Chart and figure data
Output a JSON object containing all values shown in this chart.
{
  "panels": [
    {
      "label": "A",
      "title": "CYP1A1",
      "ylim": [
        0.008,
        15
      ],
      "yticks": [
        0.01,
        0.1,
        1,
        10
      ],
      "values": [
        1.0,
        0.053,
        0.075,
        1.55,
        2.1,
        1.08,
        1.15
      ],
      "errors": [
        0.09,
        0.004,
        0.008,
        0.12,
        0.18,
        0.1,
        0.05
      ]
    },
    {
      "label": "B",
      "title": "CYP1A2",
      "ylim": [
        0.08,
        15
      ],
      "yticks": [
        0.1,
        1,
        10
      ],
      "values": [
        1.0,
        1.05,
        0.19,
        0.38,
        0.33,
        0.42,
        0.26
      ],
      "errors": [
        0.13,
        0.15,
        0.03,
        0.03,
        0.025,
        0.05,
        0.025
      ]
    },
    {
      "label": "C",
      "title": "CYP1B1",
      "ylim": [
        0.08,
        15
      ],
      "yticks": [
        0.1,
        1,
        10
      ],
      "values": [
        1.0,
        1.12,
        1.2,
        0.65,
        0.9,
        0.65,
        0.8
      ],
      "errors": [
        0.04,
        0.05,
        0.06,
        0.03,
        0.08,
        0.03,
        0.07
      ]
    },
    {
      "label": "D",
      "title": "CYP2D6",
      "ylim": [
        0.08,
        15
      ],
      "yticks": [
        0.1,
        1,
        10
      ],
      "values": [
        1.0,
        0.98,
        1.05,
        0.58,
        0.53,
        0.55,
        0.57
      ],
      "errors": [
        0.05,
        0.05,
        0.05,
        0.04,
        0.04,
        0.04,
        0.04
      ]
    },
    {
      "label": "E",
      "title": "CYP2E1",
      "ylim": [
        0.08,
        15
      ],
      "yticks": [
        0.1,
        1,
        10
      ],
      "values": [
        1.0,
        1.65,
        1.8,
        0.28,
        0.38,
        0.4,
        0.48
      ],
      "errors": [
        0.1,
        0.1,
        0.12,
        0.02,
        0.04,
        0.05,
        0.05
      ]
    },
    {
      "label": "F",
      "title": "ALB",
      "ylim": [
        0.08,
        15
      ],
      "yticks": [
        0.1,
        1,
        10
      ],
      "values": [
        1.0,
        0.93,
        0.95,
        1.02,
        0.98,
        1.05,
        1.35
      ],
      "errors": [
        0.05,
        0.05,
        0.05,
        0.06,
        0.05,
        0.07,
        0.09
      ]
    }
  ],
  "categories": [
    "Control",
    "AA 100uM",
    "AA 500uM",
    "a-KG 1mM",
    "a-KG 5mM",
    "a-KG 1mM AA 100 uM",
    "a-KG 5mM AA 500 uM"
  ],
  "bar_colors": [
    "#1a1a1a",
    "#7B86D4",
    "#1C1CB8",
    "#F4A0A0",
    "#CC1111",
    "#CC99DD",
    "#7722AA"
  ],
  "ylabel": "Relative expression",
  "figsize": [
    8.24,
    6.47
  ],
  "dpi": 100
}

• STATED EXERCISE:
Please list every line of the records that contains "title".

• OUTPUT FOR THIS EXERCISE:
      "title": "CYP1A1",
      "title": "CYP1A2",
      "title": "CYP1B1",
      "title": "CYP2D6",
      "title": "CYP2E1",
      "title": "ALB",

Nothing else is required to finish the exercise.